───── Dataset content

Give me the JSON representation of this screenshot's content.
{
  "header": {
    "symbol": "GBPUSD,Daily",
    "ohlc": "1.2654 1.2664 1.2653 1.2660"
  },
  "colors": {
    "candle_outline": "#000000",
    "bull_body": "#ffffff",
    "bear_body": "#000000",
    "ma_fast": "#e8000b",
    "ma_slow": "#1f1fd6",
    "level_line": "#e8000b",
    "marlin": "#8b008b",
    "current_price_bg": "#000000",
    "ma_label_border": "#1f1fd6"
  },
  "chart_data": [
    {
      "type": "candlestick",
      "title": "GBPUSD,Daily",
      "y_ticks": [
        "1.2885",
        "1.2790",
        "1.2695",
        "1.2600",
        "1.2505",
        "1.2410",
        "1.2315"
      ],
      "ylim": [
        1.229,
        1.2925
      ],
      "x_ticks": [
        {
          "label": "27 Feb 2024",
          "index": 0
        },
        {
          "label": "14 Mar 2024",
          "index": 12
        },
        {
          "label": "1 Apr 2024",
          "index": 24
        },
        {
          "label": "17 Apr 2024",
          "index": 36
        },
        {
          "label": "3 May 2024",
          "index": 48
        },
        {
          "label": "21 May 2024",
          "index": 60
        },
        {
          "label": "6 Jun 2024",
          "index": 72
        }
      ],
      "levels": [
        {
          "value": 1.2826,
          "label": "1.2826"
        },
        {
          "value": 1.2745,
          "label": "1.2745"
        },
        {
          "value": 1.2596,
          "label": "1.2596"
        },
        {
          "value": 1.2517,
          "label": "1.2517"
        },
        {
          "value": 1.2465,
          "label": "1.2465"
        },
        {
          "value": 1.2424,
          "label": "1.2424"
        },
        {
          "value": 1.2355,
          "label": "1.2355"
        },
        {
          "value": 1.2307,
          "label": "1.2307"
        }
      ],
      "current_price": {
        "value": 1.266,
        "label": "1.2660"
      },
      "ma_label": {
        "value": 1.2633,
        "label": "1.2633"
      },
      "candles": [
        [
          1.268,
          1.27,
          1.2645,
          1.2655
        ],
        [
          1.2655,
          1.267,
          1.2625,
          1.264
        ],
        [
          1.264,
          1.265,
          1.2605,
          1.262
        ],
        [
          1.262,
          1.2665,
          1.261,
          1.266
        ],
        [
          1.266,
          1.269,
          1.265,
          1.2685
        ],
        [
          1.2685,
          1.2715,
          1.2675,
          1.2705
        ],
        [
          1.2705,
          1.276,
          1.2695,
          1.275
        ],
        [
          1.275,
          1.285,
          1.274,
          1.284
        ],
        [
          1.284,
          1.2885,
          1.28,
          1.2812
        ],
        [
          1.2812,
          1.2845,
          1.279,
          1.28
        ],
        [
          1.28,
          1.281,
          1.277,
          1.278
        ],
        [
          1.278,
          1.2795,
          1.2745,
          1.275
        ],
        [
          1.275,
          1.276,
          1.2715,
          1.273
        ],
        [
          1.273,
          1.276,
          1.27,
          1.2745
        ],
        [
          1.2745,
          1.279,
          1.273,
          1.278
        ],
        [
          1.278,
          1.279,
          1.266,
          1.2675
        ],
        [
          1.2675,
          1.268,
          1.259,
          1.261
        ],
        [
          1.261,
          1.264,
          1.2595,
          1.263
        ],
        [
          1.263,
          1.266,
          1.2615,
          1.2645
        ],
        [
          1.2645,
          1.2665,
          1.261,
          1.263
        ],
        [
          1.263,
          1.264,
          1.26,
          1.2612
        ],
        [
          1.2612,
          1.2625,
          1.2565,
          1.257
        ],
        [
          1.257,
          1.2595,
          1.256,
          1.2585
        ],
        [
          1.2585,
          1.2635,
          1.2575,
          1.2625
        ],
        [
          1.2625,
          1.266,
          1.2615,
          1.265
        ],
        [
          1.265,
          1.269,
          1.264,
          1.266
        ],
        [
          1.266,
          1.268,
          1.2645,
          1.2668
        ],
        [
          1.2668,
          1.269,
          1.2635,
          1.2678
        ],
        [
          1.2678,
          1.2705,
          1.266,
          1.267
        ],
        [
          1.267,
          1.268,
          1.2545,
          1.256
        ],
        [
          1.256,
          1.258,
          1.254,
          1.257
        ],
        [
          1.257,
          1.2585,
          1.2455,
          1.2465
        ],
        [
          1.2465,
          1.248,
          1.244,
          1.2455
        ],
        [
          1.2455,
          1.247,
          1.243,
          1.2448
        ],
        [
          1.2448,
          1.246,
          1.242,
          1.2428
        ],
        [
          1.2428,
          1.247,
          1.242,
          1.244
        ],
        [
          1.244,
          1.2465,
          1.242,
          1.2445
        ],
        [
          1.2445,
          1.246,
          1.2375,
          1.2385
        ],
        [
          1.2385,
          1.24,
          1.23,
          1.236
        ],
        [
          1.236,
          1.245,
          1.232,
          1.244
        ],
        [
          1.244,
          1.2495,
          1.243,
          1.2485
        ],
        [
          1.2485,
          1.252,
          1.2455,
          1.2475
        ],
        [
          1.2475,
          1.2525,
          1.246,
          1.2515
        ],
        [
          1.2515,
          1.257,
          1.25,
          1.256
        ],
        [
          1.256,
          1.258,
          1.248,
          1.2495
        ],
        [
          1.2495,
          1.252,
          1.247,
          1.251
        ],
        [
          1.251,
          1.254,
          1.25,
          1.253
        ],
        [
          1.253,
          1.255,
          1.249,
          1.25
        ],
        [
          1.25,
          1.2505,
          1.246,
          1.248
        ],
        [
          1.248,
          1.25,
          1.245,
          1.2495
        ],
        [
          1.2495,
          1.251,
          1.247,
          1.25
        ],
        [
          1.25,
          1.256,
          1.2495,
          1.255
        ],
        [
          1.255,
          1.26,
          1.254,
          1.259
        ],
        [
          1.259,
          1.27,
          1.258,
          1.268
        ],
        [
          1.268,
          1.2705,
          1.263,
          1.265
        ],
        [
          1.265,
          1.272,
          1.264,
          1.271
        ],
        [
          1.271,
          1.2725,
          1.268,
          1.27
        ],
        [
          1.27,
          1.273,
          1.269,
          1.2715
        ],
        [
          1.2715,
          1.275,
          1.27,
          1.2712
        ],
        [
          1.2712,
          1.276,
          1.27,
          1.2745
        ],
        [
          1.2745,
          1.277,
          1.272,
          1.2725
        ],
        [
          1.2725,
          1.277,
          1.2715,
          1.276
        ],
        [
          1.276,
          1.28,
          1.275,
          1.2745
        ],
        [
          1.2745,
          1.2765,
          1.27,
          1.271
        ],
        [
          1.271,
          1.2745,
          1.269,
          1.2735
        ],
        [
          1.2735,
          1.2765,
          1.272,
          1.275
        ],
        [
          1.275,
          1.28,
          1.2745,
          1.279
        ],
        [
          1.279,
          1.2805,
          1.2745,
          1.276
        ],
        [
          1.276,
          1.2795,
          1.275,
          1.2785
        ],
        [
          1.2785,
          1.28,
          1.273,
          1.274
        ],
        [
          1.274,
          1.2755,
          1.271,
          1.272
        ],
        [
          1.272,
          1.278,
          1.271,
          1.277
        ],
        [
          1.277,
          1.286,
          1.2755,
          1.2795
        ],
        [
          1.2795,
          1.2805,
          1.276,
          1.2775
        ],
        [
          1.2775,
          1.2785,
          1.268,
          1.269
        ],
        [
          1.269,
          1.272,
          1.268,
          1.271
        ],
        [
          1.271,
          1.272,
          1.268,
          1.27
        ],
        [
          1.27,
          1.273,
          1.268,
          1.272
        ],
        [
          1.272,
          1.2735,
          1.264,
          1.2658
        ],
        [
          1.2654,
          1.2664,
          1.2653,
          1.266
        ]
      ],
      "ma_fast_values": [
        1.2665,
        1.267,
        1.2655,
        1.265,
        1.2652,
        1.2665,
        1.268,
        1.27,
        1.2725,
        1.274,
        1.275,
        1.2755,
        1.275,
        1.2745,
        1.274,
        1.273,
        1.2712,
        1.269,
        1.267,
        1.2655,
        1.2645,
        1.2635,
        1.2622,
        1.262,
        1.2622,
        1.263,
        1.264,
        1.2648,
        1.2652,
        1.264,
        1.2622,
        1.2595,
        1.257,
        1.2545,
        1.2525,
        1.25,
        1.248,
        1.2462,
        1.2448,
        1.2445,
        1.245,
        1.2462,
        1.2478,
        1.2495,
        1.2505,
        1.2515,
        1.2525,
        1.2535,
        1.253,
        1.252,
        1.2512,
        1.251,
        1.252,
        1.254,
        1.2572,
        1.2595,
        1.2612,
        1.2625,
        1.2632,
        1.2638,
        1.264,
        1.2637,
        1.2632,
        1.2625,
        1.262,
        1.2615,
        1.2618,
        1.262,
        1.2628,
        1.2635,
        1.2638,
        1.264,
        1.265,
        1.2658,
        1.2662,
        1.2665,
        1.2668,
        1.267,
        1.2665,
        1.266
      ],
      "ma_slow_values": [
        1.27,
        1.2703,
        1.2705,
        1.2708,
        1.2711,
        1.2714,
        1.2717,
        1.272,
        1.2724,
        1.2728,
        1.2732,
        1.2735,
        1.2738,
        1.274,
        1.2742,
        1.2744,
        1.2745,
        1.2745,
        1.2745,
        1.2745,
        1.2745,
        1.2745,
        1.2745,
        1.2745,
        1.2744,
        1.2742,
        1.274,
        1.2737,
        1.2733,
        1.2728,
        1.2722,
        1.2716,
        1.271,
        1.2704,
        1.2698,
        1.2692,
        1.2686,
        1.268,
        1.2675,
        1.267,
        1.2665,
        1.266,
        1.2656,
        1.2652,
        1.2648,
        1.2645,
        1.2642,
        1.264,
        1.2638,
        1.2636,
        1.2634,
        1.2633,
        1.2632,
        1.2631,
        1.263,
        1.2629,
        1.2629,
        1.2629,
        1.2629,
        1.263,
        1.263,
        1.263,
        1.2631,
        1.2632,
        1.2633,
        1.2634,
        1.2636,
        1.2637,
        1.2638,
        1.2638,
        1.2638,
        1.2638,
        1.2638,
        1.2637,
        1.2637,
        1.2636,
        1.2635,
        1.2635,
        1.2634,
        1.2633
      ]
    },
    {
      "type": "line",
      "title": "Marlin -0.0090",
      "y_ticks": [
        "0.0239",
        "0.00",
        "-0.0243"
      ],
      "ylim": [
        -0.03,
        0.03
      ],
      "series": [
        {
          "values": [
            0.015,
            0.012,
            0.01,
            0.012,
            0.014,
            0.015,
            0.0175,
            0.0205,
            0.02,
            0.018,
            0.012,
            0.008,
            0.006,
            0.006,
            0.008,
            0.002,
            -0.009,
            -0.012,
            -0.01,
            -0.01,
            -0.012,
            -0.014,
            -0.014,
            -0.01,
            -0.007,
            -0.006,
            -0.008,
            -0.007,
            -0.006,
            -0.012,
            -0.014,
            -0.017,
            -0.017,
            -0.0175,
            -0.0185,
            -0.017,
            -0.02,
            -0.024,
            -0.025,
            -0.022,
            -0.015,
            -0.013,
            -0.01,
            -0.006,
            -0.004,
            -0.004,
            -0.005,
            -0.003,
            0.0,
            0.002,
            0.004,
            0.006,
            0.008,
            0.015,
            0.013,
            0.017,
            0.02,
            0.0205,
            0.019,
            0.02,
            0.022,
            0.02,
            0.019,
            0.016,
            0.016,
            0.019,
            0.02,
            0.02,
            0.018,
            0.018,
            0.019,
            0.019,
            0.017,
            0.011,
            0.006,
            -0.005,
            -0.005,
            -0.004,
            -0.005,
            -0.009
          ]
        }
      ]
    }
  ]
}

──────────
───── Dataset content

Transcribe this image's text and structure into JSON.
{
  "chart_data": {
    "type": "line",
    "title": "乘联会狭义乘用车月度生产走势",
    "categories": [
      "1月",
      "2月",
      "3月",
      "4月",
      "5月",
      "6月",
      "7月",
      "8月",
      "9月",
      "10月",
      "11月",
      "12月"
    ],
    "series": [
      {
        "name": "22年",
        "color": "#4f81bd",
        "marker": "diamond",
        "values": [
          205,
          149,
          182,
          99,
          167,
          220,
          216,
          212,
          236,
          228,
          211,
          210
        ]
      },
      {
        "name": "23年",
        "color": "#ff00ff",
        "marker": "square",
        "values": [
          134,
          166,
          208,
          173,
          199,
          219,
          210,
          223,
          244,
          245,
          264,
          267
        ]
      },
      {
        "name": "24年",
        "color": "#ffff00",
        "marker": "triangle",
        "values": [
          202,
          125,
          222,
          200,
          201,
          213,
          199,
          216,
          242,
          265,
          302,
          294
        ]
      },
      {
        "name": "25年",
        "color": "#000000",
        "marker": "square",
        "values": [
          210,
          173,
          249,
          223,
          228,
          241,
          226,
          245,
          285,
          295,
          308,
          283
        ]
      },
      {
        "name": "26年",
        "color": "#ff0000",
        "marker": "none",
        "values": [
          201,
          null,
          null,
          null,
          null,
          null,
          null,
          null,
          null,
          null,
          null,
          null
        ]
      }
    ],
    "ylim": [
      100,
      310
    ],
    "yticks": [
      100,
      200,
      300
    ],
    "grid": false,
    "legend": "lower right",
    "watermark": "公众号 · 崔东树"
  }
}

──────────

**Work required:**
Look through the material above and pick out each line holding the word "title".

**Expected answer:**
      "title": "GBPUSD,Daily",
      "title": "Marlin -0.0090",
    "title": "乘联会狭义乘用车月度生产走势",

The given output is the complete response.